== Исходный документ ==
Будучи геномной лабораторией, мы секвенировали геномы обоих видов, чтобы узнать, насколько они родственны друг другу. Мы нашли, что у M. mycoides в геноме 1 083 241 пара оснований, последовательность которых на три четверти (76,4 %) совпадает с несколько меньшим геномом M. capricolum, состоящим из 1 010 023 пар оснований. В соответствующих друг другу участках генома последовательности совпадают на 91,5 %. Оставшаяся четверть (24 %) генома M. mycoides не имеет соответствия в геноме родственного вида – она содержит последовательности, которые в геноме M. capricolum не обнаружены.

Основываясь на сходстве последовательностей ДНК, мы рассудили, что ключевые белки каждого вида, использующиеся для интерпретации генетических инструкций, будут достаточно биохимически совместимы, чтобы прочитать геном другого вида, и в то же время их можно будет легко отличить друг от друга. Мы также подумали, что геномные последовательности различаются достаточно, чтобы не рекомбинировать.

Когда дошло до выбора, чей геном пересаживать, а кто будет хозяином, мы выбрали M. mycoides в качестве донора генома и M. capricolum как реципиента: M. mycoides быстрее растет, геном у нее побольше, и это позволит легче заметить успешную пересадку. Была и еще одна техническая причина для такого решения. В своей предыдущей лаборатории Кароль Лартиг изучала особый участок ДНК – так называемый «ориджин», точку начала репликации. С этим участком связывается комплекс белков ORC, участвующий в репликации ДНК, и отсюда начинается процесс удвоения. Лартиг показала, что белки ORC M. capricolum способны узнать ориджин M. mycoides, а ORC M. mycoides не узнают ориджин M. capricolum. Таким образом, геном M. mycoides сможет удваиваться в M. capricolum – но не наоборот.

Выбрав из микоплазм донора и реципиента, мы ощутили уверенность, что наша экспериментальная система способна обеспечить наилучшие возможности для попытки трансплантации генома. Дальнейшие шаги требовали множество нудных экспериментов методом проб и ошибок и заводили нас в область неизвестного. Нам надо было разработать новые методы для выделения интактной хромосомы из одного вида и пересадки ее в другой вид, не повредив и не разрезав ДНК. Если мелкие куски ДНК легко поддаются манипуляциям без повреждений, то крупные, особенно целые хромосомы, состоящие из миллионов оснований, очень хрупки и легко повреждаются.

== Формулировка задания 1 ==
Выпишите из текста о пересадке генома микоплазм все числовые значения, записанные цифрами.
== Формулировка задания 2 ==
Приведите продолжение текста о пересадке генома микоплазм, начиная сразу после его последнего предложения.

== Извлеченные записи данных ==
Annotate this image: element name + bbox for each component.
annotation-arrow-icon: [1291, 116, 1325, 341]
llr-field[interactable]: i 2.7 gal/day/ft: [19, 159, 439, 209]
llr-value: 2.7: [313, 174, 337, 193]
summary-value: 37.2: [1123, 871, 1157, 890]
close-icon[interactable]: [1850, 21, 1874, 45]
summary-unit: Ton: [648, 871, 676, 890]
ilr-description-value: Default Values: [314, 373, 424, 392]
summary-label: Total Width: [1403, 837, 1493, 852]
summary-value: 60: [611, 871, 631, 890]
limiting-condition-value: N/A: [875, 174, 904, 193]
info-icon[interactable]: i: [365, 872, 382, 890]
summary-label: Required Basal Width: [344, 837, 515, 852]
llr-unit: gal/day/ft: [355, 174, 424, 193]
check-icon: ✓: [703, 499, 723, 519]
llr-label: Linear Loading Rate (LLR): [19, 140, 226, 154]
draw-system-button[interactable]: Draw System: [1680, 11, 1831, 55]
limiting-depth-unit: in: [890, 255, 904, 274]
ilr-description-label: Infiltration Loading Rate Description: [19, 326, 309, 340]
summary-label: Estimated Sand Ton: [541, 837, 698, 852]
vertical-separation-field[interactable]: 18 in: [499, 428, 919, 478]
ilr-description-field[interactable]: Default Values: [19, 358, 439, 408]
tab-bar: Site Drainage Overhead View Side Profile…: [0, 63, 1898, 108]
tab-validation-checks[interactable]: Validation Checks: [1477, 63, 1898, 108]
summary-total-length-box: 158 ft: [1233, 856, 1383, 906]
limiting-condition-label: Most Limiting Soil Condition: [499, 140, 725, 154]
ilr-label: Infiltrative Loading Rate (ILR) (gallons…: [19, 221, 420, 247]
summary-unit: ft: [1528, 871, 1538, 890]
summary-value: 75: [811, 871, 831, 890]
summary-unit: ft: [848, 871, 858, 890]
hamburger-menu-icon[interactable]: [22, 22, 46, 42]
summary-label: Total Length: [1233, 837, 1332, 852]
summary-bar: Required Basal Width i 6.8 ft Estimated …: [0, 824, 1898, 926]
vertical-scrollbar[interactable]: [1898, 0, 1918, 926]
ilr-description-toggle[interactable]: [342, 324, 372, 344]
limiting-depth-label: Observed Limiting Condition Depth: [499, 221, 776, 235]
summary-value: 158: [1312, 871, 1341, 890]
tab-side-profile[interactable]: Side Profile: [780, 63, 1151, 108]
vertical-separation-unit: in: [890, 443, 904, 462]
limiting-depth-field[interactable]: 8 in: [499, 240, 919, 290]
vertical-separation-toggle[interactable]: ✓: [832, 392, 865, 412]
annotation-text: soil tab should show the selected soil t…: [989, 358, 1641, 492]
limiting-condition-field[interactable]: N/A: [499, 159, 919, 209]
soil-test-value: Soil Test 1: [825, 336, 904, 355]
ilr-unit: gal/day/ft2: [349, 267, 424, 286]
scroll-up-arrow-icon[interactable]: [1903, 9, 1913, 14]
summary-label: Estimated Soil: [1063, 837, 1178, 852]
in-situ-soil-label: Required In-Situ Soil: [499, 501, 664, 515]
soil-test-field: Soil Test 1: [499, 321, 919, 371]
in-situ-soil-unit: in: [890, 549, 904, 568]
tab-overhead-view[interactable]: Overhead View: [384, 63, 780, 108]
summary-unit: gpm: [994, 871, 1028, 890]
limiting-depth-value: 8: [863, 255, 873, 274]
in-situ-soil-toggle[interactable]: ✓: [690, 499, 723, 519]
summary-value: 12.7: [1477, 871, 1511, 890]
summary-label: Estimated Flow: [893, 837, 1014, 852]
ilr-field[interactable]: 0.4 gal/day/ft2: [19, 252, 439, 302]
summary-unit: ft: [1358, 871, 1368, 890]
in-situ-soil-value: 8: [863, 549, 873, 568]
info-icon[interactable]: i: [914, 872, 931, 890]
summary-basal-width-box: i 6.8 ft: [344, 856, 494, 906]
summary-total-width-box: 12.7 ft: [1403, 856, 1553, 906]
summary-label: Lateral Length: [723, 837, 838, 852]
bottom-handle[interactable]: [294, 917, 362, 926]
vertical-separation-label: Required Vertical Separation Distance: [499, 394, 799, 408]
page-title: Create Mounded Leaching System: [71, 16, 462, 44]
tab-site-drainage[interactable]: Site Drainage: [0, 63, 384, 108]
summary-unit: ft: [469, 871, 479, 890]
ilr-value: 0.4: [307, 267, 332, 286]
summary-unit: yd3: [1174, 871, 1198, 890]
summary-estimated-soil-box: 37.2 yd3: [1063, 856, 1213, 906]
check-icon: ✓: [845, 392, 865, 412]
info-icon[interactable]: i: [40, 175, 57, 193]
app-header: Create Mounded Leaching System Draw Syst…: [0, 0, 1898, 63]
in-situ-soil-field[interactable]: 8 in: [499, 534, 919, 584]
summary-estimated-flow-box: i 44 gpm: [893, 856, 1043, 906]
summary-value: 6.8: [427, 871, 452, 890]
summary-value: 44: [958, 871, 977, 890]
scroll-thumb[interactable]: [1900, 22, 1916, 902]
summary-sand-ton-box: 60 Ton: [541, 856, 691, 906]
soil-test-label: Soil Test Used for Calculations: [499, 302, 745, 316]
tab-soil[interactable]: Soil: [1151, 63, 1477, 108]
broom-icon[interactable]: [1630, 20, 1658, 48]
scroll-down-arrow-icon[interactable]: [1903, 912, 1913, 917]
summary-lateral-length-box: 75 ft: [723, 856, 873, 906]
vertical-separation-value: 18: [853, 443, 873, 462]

== Поле ответа 1 ==
1 083 241; 76,4 %; 1 010 023; 91,5 %; 24 %

== Поле ответа 2 ==
Нам также нужно было определиться с экспериментальным подходом в целом. Следовало ли нам удалить или разрушить геном capricolum перед тем, как мы подсадим в клетку новый от клетки mycoides? Этот процесс был бы эквивалентен энуклеации – этапу удаления ядра в эукариотных клетках, что относительно легко, так как можно просто высосать ядро микропипеткой из яйцеклетки-реципиента. Мы не знали, необходимо ли для наших целей разрушить или удалить геном клетки-реципиента прежде, чем добавить в нее новую ДНК. Как и того, что будет, если у нас в итоге в одной и той же клетке окажутся два генома.

Мы придумывали разные способы атаки на хозяйскую хромосому, включая применение радиации, чтобы уничтожить ее ДНК, рассуждая, что на ДНК низкие дозы радиации повлияют намного сильнее, чем на гораздо более мелкие молекулы белков. Мы также рассматривали использование рестриктаз, чтобы они расщепили ДНК в геноме клетки-реципиента. Но нас все время тревожило, что любой их этих подходов может оставить после себя фрагменты ДНК, которые затем могут рекомбинировать с пересаженной хромосомой, и тогда геном в клетке уже не будет чисто синтетическим. После широкого обсуждения Хэм Смит предложил идею попроще: ничего не делать, потому что, когда клетка-реципиент после трансплантации поделится, в одной из дочерних клеток может оказаться только пересаженная хромосома.